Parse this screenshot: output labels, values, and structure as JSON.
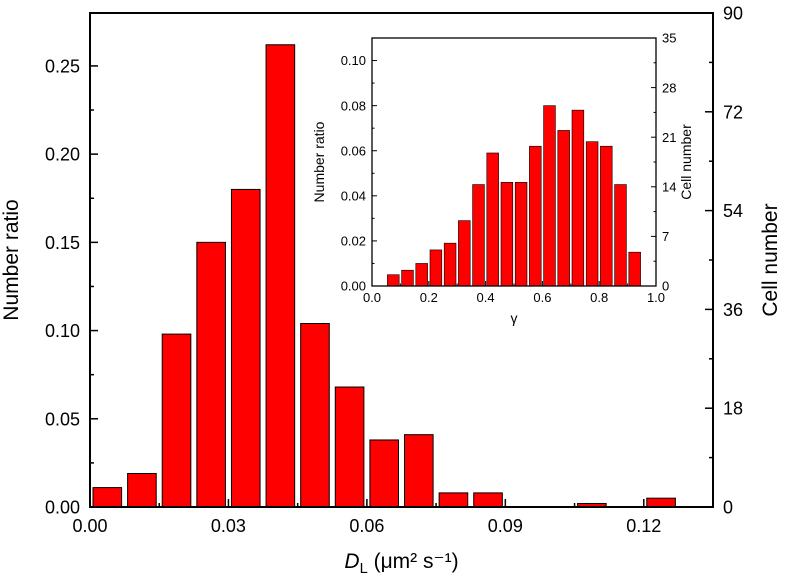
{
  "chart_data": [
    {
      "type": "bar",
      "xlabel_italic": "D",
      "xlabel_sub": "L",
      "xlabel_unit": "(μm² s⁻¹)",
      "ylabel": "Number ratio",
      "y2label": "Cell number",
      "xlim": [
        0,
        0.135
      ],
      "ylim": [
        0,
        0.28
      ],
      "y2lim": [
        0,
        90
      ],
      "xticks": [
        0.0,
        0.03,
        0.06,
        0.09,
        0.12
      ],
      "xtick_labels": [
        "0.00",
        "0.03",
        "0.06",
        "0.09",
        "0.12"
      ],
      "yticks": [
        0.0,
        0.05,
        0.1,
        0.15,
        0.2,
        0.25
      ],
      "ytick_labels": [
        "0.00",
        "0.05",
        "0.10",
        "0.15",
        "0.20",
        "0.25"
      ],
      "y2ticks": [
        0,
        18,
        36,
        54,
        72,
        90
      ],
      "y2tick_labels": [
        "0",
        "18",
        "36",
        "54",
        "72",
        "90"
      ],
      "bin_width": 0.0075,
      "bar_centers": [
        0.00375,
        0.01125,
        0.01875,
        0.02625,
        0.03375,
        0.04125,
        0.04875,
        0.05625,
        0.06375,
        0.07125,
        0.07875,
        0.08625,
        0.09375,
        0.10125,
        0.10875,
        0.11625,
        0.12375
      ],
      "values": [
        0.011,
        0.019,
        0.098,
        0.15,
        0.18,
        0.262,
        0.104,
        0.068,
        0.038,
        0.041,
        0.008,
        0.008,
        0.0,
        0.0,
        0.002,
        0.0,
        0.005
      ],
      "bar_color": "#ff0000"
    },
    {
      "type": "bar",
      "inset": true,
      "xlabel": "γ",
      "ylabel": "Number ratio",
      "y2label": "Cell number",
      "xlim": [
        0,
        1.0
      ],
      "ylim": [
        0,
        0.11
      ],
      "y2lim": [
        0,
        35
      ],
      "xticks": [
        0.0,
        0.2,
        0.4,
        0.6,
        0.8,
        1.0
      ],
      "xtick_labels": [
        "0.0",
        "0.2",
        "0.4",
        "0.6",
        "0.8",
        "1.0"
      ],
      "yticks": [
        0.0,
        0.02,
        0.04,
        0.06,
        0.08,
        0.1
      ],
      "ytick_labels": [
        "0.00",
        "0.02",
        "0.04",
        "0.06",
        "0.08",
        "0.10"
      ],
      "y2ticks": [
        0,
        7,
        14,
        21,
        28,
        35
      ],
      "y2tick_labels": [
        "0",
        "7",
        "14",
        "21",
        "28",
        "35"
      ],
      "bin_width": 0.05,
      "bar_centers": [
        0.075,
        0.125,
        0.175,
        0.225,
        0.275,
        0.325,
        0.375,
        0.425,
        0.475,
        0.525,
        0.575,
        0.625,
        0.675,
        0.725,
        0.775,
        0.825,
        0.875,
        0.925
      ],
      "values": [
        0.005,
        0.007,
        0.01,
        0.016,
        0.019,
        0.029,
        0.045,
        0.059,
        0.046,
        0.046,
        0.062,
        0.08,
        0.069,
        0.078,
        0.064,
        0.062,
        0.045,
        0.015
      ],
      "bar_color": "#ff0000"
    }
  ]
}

Work required :: Apart from the pictures, the entries above are to be repeated in full and exactly.

Expected output ::
Parse this screenshot: output labels, values, and structure as JSON.
{
  "chart_data": [
    {
      "type": "bar",
      "xlabel_italic": "D",
      "xlabel_sub": "L",
      "xlabel_unit": "(μm² s⁻¹)",
      "ylabel": "Number ratio",
      "y2label": "Cell number",
      "xlim": [
        0,
        0.135
      ],
      "ylim": [
        0,
        0.28
      ],
      "y2lim": [
        0,
        90
      ],
      "xticks": [
        0.0,
        0.03,
        0.06,
        0.09,
        0.12
      ],
      "xtick_labels": [
        "0.00",
        "0.03",
        "0.06",
        "0.09",
        "0.12"
      ],
      "yticks": [
        0.0,
        0.05,
        0.1,
        0.15,
        0.2,
        0.25
      ],
      "ytick_labels": [
        "0.00",
        "0.05",
        "0.10",
        "0.15",
        "0.20",
        "0.25"
      ],
      "y2ticks": [
        0,
        18,
        36,
        54,
        72,
        90
      ],
      "y2tick_labels": [
        "0",
        "18",
        "36",
        "54",
        "72",
        "90"
      ],
      "bin_width": 0.0075,
      "bar_centers": [
        0.00375,
        0.01125,
        0.01875,
        0.02625,
        0.03375,
        0.04125,
        0.04875,
        0.05625,
        0.06375,
        0.07125,
        0.07875,
        0.08625,
        0.09375,
        0.10125,
        0.10875,
        0.11625,
        0.12375
      ],
      "values": [
        0.011,
        0.019,
        0.098,
        0.15,
        0.18,
        0.262,
        0.104,
        0.068,
        0.038,
        0.041,
        0.008,
        0.008,
        0.0,
        0.0,
        0.002,
        0.0,
        0.005
      ],
      "bar_color": "#ff0000"
    },
    {
      "type": "bar",
      "inset": true,
      "xlabel": "γ",
      "ylabel": "Number ratio",
      "y2label": "Cell number",
      "xlim": [
        0,
        1.0
      ],
      "ylim": [
        0,
        0.11
      ],
      "y2lim": [
        0,
        35
      ],
      "xticks": [
        0.0,
        0.2,
        0.4,
        0.6,
        0.8,
        1.0
      ],
      "xtick_labels": [
        "0.0",
        "0.2",
        "0.4",
        "0.6",
        "0.8",
        "1.0"
      ],
      "yticks": [
        0.0,
        0.02,
        0.04,
        0.06,
        0.08,
        0.1
      ],
      "ytick_labels": [
        "0.00",
        "0.02",
        "0.04",
        "0.06",
        "0.08",
        "0.10"
      ],
      "y2ticks": [
        0,
        7,
        14,
        21,
        28,
        35
      ],
      "y2tick_labels": [
        "0",
        "7",
        "14",
        "21",
        "28",
        "35"
      ],
      "bin_width": 0.05,
      "bar_centers": [
        0.075,
        0.125,
        0.175,
        0.225,
        0.275,
        0.325,
        0.375,
        0.425,
        0.475,
        0.525,
        0.575,
        0.625,
        0.675,
        0.725,
        0.775,
        0.825,
        0.875,
        0.925
      ],
      "values": [
        0.005,
        0.007,
        0.01,
        0.016,
        0.019,
        0.029,
        0.045,
        0.059,
        0.046,
        0.046,
        0.062,
        0.08,
        0.069,
        0.078,
        0.064,
        0.062,
        0.045,
        0.015
      ],
      "bar_color": "#ff0000"
    }
  ]
}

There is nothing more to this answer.